**Passage to read:**
****************
Goodwill and intangible assets recorded as a result of our acquisitions could become impaired.
As of December 31, 2006, our goodwill and other intangible assets amounted to $1.1 billion,
net of accumulated amortization. To the extent we do not generate sufficient cash flows to recover
the net amount of any investments in goodwill and other intangible assets recorded, the investment
could be considered impaired and subject to write-off. We expect to record further goodwill and
other intangible assets as a result of future acquisitions we may complete. Future amortization of
such other intangible assets or impairments, if any, of goodwill or intangible assets would
adversely affect our results of operations in any given period.
A disruption of our information systems could increase expenses, decrease sales or reduce earnings.
A serious disruption of our information systems could have a material adverse effect on our
business and results of operations. Our computer systems are an integral part of our business and
growth strategies. We depend on our information systems to process orders, manage inventory and
accounts receivable collections, purchase products, ship products to our customers on a timely
basis, maintain cost-effective operations and provide superior service to our customers.
****************
**Dataset extract:**
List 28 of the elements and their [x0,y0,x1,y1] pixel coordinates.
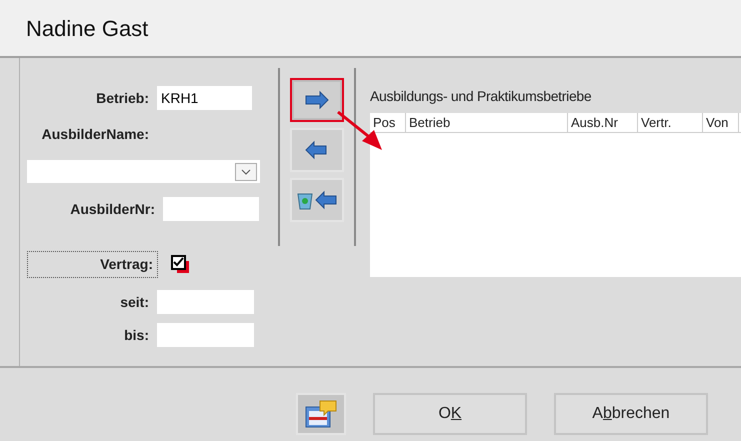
****************
**Stated exercise 1:** In the passage on business risks, what did goodwill and other intangible assets amount to as of December 31, 2006?
**Stated exercise 2:** Reproduce the passage on business risks starting with "A serious disruption" and going on through "to our customers.".
**Stated exercise 3:** Pick up the passage on business risks after its final sentence and keep writing it.

**Answer 1:** $1.1 billion, net of accumulated amortization.

**Answer 2:**
A serious disruption of our information systems could have a material adverse effect on our
business and results of operations. Our computer systems are an integral part of our business and
growth strategies. We depend on our information systems to process orders, manage inventory and
accounts receivable collections, purchase products, ship products to our customers on a timely
basis, maintain cost-effective operations and provide superior service to our customers.

**Answer 3:**
Our business may be harmed by required compliance with anti-terrorism measures and regulations.
Following the 2001 terrorist attacks on the United States, a number of federal, state and
local authorities have implemented various security measures, including checkpoints and travel
restrictions on large trucks, such as the ones that we and our suppliers use. If security measures
disrupt or impede the timing of our suppliers deliveries of the product inventory we need or our
deliveries of our product to our customers, we may not be able to meet the needs of our customers
or may incur additional expenses to do so.
15
Anti-takeover provisions could negatively impact our stockholders.
Provisions of Delaware law and of our certificate of incorporation and bylaws could make it
more difficult for a third-party to acquire control of us. For example, we are subject to Section
203 of the Delaware General Corporation Law, which would make it more difficult for another party
to acquire us without the approval of our Board of Directors. Our Board of Directors is divided
into three classes, with each class serving a three-year term. Additionally, our Restated
Certificate of Incorporation authorizes our Board of Directors to issue preferred stock without
requiring any stockholder approval, and preferred stock could be issued as a defensive measure in
response to a takeover proposal. These provisions could make it more difficult for a third-party
to acquire us even if an acquisition might be in the best interest of our stockholders.
There may be future dilution of our common stock.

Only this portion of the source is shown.